**YOUR TASK:** Extract the text of every entry below exactly; leave images out.

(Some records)
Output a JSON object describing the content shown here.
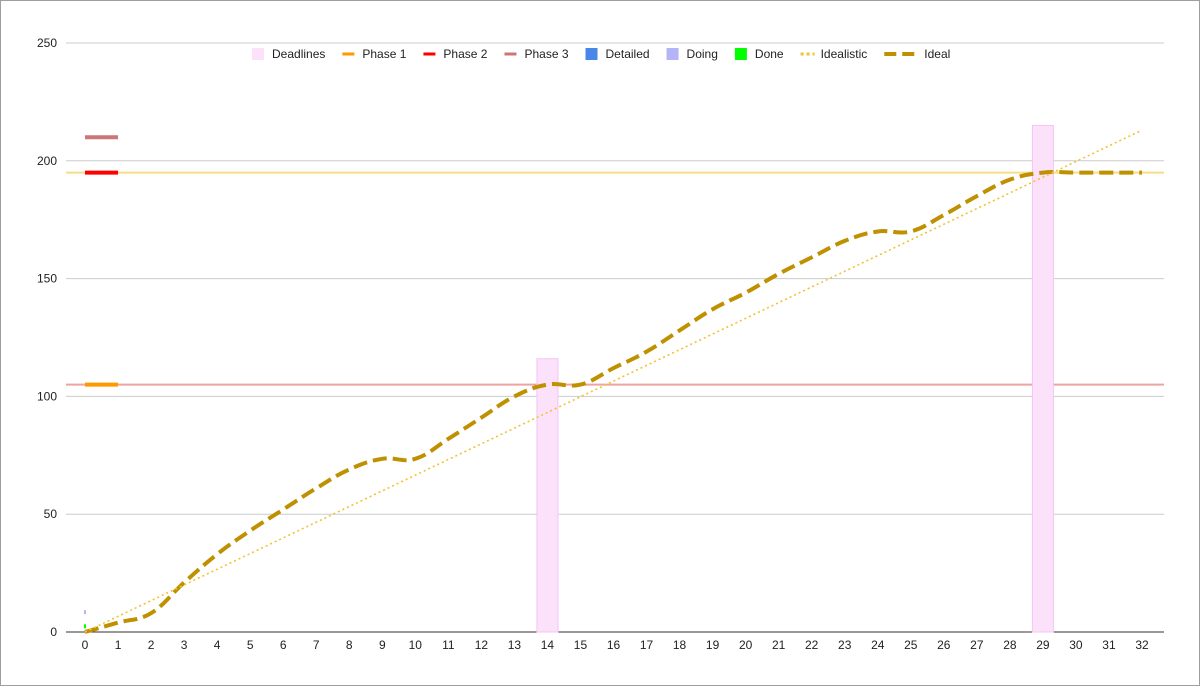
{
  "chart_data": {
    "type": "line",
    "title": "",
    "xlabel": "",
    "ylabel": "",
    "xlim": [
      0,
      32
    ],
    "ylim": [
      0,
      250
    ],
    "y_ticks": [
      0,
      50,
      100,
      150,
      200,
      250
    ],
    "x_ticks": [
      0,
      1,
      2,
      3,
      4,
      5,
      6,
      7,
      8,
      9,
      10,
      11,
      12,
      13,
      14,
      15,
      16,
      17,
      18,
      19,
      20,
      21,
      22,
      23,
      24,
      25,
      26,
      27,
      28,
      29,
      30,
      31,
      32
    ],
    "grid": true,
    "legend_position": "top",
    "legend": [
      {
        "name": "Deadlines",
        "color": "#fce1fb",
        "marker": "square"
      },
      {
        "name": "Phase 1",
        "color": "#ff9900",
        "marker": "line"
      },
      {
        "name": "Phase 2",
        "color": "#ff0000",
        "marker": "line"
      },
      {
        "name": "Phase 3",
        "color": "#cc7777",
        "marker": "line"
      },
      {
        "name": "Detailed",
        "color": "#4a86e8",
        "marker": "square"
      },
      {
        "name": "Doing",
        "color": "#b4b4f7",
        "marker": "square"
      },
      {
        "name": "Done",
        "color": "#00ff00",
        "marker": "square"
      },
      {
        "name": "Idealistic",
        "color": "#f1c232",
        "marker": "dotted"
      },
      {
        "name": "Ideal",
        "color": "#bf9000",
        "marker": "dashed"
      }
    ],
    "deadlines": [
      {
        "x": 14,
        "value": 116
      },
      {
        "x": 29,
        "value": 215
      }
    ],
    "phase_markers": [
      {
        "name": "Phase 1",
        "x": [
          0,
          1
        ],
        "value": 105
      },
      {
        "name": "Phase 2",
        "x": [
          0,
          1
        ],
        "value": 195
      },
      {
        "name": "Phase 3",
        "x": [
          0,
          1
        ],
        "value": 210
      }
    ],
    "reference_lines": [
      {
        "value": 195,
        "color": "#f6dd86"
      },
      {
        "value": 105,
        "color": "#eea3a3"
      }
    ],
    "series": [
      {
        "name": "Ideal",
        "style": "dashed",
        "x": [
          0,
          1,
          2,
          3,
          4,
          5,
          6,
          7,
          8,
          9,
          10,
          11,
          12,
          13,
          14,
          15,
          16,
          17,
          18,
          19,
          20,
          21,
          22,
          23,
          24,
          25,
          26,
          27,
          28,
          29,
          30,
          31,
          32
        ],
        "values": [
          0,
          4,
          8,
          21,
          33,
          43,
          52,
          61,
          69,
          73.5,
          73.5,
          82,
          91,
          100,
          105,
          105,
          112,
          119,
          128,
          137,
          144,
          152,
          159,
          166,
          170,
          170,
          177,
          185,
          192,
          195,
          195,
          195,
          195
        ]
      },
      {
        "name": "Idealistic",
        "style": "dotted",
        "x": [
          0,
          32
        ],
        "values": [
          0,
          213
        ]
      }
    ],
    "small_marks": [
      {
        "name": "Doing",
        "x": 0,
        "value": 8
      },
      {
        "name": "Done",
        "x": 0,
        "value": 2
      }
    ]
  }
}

**RESULT:**
Output a JSON object describing the content shown here.
{
  "chart_data": {
    "type": "line",
    "title": "",
    "xlabel": "",
    "ylabel": "",
    "xlim": [
      0,
      32
    ],
    "ylim": [
      0,
      250
    ],
    "y_ticks": [
      0,
      50,
      100,
      150,
      200,
      250
    ],
    "x_ticks": [
      0,
      1,
      2,
      3,
      4,
      5,
      6,
      7,
      8,
      9,
      10,
      11,
      12,
      13,
      14,
      15,
      16,
      17,
      18,
      19,
      20,
      21,
      22,
      23,
      24,
      25,
      26,
      27,
      28,
      29,
      30,
      31,
      32
    ],
    "grid": true,
    "legend_position": "top",
    "legend": [
      {
        "name": "Deadlines",
        "color": "#fce1fb",
        "marker": "square"
      },
      {
        "name": "Phase 1",
        "color": "#ff9900",
        "marker": "line"
      },
      {
        "name": "Phase 2",
        "color": "#ff0000",
        "marker": "line"
      },
      {
        "name": "Phase 3",
        "color": "#cc7777",
        "marker": "line"
      },
      {
        "name": "Detailed",
        "color": "#4a86e8",
        "marker": "square"
      },
      {
        "name": "Doing",
        "color": "#b4b4f7",
        "marker": "square"
      },
      {
        "name": "Done",
        "color": "#00ff00",
        "marker": "square"
      },
      {
        "name": "Idealistic",
        "color": "#f1c232",
        "marker": "dotted"
      },
      {
        "name": "Ideal",
        "color": "#bf9000",
        "marker": "dashed"
      }
    ],
    "deadlines": [
      {
        "x": 14,
        "value": 116
      },
      {
        "x": 29,
        "value": 215
      }
    ],
    "phase_markers": [
      {
        "name": "Phase 1",
        "x": [
          0,
          1
        ],
        "value": 105
      },
      {
        "name": "Phase 2",
        "x": [
          0,
          1
        ],
        "value": 195
      },
      {
        "name": "Phase 3",
        "x": [
          0,
          1
        ],
        "value": 210
      }
    ],
    "reference_lines": [
      {
        "value": 195,
        "color": "#f6dd86"
      },
      {
        "value": 105,
        "color": "#eea3a3"
      }
    ],
    "series": [
      {
        "name": "Ideal",
        "style": "dashed",
        "x": [
          0,
          1,
          2,
          3,
          4,
          5,
          6,
          7,
          8,
          9,
          10,
          11,
          12,
          13,
          14,
          15,
          16,
          17,
          18,
          19,
          20,
          21,
          22,
          23,
          24,
          25,
          26,
          27,
          28,
          29,
          30,
          31,
          32
        ],
        "values": [
          0,
          4,
          8,
          21,
          33,
          43,
          52,
          61,
          69,
          73.5,
          73.5,
          82,
          91,
          100,
          105,
          105,
          112,
          119,
          128,
          137,
          144,
          152,
          159,
          166,
          170,
          170,
          177,
          185,
          192,
          195,
          195,
          195,
          195
        ]
      },
      {
        "name": "Idealistic",
        "style": "dotted",
        "x": [
          0,
          32
        ],
        "values": [
          0,
          213
        ]
      }
    ],
    "small_marks": [
      {
        "name": "Doing",
        "x": 0,
        "value": 8
      },
      {
        "name": "Done",
        "x": 0,
        "value": 2
      }
    ]
  }
}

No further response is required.